• **WHAT IS REQUIRED**: How many lines in the records below hold the string "close"? Please answer with the number and nothing more.

• **RAW DATA**:
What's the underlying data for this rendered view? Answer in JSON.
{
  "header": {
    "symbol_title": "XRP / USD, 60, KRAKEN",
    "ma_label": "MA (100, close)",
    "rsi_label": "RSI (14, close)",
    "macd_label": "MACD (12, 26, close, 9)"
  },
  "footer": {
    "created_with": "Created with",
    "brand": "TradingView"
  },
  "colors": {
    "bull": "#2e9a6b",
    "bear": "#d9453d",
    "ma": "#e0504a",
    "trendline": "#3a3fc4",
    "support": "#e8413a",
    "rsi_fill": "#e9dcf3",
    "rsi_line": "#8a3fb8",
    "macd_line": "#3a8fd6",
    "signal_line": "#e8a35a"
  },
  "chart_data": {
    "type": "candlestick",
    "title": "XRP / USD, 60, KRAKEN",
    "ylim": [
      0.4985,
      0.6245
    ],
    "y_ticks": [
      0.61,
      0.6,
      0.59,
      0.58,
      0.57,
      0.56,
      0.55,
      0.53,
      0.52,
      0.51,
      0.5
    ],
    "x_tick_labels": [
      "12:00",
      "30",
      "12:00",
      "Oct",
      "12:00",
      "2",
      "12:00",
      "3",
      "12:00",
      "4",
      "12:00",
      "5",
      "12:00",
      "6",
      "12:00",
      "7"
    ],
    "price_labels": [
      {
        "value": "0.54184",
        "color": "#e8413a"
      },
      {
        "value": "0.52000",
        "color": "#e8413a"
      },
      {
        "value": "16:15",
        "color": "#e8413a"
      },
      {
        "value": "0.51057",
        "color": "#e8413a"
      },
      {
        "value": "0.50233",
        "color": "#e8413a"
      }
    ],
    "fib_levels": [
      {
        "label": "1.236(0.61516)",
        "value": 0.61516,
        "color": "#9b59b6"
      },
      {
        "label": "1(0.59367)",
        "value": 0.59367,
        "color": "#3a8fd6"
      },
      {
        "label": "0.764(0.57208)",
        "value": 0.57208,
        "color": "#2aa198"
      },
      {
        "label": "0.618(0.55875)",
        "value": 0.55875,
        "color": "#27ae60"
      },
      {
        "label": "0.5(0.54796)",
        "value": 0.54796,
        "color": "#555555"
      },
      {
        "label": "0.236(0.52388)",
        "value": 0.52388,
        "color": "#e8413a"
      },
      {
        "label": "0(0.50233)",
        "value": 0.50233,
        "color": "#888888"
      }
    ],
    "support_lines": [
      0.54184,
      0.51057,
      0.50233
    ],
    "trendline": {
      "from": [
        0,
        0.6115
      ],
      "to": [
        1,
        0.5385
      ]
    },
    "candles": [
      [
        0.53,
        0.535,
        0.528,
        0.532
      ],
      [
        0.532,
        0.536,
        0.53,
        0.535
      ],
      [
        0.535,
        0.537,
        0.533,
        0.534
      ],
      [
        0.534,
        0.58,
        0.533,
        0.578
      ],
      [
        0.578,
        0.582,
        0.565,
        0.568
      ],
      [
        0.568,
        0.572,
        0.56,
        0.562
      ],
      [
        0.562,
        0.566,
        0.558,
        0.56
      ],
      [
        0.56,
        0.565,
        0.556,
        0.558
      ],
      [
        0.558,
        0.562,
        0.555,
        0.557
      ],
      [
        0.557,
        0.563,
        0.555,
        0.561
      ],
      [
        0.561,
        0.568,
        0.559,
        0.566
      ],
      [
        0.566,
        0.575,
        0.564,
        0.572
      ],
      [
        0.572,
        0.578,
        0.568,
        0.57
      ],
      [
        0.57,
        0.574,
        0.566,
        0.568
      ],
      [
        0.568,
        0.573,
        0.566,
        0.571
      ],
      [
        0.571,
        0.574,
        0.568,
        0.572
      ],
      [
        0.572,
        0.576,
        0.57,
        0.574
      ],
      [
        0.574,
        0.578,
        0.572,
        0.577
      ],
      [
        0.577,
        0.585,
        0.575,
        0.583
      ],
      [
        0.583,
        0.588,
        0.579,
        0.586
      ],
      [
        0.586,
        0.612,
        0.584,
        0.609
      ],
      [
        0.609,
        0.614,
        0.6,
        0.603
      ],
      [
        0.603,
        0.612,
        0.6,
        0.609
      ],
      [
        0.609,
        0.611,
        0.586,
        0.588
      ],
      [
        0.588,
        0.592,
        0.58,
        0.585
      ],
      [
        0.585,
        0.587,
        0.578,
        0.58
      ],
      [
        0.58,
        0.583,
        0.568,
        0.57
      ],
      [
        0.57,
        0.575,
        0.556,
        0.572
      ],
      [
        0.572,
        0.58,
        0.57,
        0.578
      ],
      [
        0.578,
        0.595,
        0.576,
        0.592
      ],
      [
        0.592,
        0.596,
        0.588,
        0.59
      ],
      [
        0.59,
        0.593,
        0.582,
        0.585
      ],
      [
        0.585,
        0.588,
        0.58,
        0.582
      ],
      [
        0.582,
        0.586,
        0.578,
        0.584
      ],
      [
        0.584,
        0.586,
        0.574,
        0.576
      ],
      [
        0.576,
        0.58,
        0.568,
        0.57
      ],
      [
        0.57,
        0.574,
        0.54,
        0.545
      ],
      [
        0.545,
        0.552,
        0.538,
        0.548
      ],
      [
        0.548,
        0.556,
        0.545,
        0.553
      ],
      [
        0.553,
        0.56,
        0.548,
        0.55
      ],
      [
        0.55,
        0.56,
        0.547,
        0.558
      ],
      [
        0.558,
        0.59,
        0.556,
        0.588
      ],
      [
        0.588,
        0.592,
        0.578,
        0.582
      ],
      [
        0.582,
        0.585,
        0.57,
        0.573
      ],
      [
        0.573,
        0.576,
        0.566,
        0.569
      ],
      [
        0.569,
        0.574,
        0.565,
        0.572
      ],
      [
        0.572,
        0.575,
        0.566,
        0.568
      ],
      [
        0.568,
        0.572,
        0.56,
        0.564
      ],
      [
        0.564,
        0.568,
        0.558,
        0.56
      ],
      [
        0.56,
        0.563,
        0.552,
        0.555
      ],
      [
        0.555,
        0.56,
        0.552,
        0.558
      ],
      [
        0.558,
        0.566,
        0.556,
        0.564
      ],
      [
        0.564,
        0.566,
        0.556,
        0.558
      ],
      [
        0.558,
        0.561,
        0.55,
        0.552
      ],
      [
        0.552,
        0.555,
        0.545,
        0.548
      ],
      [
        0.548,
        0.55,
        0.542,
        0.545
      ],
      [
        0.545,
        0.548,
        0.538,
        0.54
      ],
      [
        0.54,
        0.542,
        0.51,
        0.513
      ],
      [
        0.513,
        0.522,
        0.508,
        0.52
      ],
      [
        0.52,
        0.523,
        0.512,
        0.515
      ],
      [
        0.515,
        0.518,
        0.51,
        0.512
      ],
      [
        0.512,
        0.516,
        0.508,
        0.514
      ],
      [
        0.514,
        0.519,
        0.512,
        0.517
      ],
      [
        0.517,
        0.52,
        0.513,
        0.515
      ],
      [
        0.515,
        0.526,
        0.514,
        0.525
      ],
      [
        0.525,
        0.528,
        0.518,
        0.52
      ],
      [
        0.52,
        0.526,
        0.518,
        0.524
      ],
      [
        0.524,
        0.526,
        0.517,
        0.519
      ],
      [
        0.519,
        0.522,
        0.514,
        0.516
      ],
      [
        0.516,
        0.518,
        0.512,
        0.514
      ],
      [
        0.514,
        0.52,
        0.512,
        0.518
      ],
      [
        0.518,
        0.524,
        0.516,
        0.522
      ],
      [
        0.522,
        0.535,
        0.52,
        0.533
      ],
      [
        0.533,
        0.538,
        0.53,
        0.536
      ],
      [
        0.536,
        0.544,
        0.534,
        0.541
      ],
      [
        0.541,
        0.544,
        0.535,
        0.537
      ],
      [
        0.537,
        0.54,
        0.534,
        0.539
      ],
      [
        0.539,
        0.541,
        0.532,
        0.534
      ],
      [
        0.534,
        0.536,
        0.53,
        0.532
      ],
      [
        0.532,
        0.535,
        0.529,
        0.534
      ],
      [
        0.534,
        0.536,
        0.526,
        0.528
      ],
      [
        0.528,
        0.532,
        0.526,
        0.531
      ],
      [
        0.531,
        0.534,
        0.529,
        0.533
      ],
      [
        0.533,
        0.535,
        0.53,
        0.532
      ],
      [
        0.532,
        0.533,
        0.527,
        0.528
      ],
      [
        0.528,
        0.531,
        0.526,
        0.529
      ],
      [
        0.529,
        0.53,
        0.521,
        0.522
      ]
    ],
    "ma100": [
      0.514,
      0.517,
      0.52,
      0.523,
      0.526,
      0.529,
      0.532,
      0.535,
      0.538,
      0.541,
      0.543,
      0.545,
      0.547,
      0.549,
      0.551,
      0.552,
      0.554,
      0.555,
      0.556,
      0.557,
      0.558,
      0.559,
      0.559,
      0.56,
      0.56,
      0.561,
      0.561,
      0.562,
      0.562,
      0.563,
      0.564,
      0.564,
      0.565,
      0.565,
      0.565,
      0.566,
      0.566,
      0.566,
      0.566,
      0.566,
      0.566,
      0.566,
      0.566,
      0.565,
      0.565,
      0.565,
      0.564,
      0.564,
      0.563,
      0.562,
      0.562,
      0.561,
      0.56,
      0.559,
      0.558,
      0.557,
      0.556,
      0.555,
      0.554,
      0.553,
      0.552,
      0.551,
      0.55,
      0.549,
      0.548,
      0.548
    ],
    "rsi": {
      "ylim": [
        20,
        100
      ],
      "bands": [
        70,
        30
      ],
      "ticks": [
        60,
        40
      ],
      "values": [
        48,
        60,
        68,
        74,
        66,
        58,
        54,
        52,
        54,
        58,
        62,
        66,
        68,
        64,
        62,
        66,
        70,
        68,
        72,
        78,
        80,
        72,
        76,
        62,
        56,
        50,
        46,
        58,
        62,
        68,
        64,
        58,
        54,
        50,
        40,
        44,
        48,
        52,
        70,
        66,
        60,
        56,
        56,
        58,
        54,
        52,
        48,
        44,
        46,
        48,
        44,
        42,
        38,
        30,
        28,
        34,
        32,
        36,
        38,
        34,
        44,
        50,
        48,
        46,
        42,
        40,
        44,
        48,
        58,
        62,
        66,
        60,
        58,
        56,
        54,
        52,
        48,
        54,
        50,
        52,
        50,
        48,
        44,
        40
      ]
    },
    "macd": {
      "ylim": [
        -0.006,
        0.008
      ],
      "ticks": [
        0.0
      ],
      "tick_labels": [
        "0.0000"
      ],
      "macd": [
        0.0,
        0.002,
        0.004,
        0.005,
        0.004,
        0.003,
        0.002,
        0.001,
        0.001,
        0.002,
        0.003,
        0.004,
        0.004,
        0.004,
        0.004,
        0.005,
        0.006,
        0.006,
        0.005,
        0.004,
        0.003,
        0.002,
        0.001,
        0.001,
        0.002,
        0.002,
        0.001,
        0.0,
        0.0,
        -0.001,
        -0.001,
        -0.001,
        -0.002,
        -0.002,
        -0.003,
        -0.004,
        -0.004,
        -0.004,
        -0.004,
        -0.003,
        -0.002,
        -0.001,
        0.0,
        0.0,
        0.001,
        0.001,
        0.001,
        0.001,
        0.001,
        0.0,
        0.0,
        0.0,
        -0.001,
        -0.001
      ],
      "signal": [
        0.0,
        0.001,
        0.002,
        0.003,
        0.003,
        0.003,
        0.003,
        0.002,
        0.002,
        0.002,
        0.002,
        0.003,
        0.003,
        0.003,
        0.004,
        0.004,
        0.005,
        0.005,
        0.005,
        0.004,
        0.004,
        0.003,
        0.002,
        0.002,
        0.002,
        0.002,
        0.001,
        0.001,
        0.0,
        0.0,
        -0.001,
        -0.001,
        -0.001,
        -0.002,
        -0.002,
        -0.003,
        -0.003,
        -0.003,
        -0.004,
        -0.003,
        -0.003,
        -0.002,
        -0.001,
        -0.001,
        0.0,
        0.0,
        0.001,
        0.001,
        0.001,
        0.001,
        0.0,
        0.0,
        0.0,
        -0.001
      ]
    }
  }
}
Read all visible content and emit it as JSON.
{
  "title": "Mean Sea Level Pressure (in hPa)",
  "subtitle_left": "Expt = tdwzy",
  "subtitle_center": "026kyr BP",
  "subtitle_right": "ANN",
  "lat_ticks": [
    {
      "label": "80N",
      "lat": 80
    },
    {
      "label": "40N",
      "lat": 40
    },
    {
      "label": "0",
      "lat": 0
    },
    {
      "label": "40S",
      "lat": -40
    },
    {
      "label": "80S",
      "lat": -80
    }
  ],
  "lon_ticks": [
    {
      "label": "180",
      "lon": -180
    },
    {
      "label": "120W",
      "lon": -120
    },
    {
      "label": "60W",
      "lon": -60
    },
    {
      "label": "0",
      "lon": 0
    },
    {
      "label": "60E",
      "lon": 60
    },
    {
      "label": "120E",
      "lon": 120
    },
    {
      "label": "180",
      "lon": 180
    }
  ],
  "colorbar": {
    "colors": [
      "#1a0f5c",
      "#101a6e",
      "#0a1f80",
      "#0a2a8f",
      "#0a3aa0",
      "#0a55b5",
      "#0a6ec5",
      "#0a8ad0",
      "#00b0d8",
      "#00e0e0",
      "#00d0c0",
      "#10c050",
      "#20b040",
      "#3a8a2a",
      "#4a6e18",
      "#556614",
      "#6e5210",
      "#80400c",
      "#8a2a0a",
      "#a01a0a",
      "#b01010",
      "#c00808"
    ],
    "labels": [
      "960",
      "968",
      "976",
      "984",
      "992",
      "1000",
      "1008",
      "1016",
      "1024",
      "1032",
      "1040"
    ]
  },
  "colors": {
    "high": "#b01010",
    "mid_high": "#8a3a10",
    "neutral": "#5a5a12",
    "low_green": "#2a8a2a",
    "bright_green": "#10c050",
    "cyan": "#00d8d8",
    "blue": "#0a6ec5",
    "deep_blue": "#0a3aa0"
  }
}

• **SOLUTION TO THE EXERCISE**: 3